[Extracted data entries]
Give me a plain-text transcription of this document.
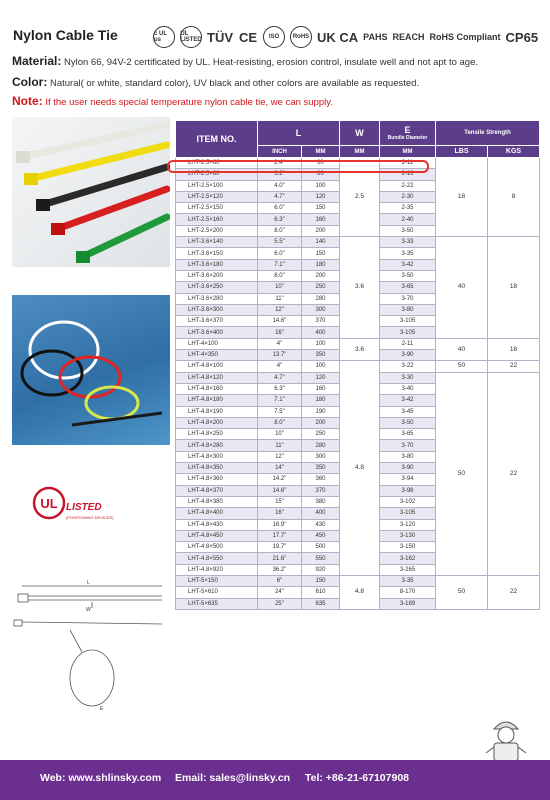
Nylon Cable Tie	c UL us
UL LISTED TÜV CE	ISO	RoHS UK CA PAHS REACH RoHS Compliant CP65
Material: Nylon 66, 94V-2 certificated by UL. Heat-resisting, erosion control, insulate well and not apt to age.
Color: Natural( or white, standard color), UV black and other colors are available as requested.
Note: If the user needs special temperature nylon cable tie, we can supply.
UL LISTED
(POSITIONING DEVICES)
L
W
E
ITEM NO.	L		W	E
Bundle Diameter	Tensile Strength	
	INCH	MM	MM	MM	LBS	KGS
LHT-2.5×60	2.4"	60	2.5	2-11	18	8
LHT-2.5×80	3.2"	80		2-16		
LHT-2.5×100	4.0"	100		2-22		
LHT-2.5×120	4.7"	120		2-30		
LHT-2.5×150	6.0"	150		2-35		
LHT-2.5×160	6.3"	160		2-40		
LHT-2.5×200	8.0"	200		3-50		
LHT-3.6×140	5.5"	140	3.6	3-33	40	18
LHT-3.6×150	6.0"	150		3-35		
LHT-3.6×180	7.1"	180		3-42		
LHT-3.6×200	8.0"	200		3-50		
LHT-3.6×250	10"	250		3-65		
LHT-3.6×280	11"	280		3-70		
LHT-3.6×300	12"	300		3-80		
LHT-3.6×370	14.6"	370		3-105		
LHT-3.6×400	16"	400		3-105		
LHT-4×100	4"	100	3.6	2-11	40	18
LHT-4×350	13.7"	350		3-90		
LHT-4.8×100	4"	100	4.8	3-22	50	22
LHT-4.8×120	4.7"	120		3-30	50	22
LHT-4.8×160	6.3"	160		3-40		
LHT-4.8×180	7.1"	180		3-42		
LHT-4.8×190	7.5"	190		3-45		
LHT-4.8×200	8.0"	200		3-50		
LHT-4.8×250	10"	250		3-65		
LHT-4.8×280	11"	280		3-70		
LHT-4.8×300	12"	300		3-80		
LHT-4.8×350	14"	350		3-90		
LHT-4.8×360	14.2"	360		3-94		
LHT-4.8×370	14.6"	370		3-98		
LHT-4.8×380	15"	380		3-102		
LHT-4.8×400	16"	400		3-105		
LHT-4.8×430	16.9"	430		3-120		
LHT-4.8×450	17.7"	450		3-130		
LHT-4.8×500	19.7"	500		3-150		
LHT-4.8×550	21.6"	550		3-162		
LHT-4.8×920	36.2"	920		3-265		
LHT-5×150	6"	150	4.8	3-35	50	22
LHT-5×610	24"	610		8-170		
LHT-5×635	25"	635		3-189		
Web: www.shlinsky.com Email: sales@linsky.cn Tel: +86-21-67107908
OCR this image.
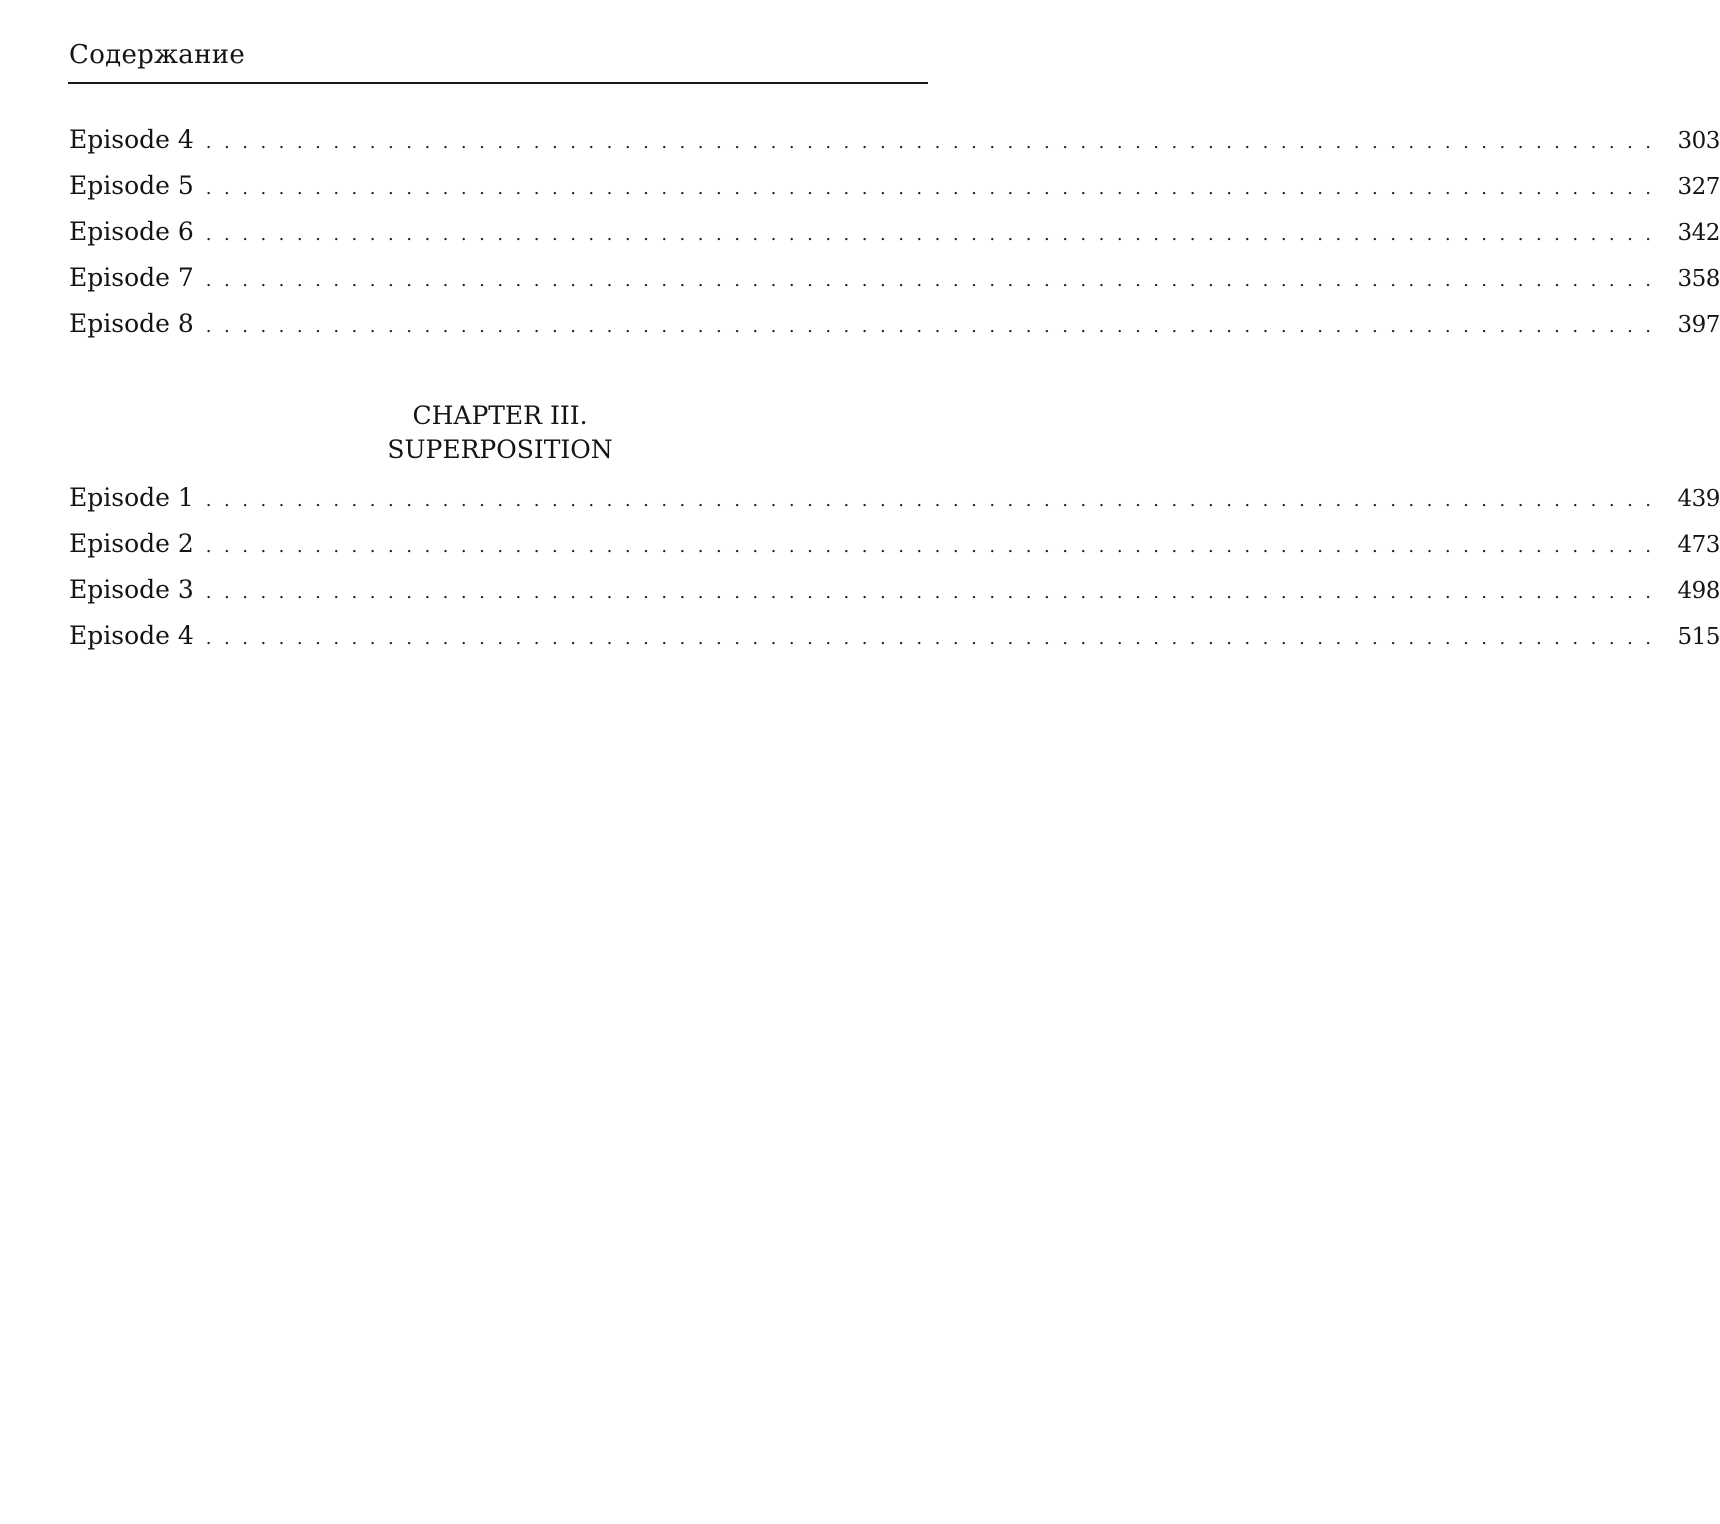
Содержание
Episode 4 ................................................................................ 303
Episode 5 ................................................................................ 327
Episode 6 ................................................................................ 342
Episode 7 ................................................................................ 358
Episode 8 ................................................................................ 397
CHAPTER III.
SUPERPOSITION
Episode 1 ................................................................................ 439
Episode 2 ................................................................................ 473
Episode 3 ................................................................................ 498
Episode 4 ................................................................................ 515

Task brief. From the entries above, extract every line where the word "this" appears.

Exercise answer.
Give me a plain-text transcription of this document.
OCR this image.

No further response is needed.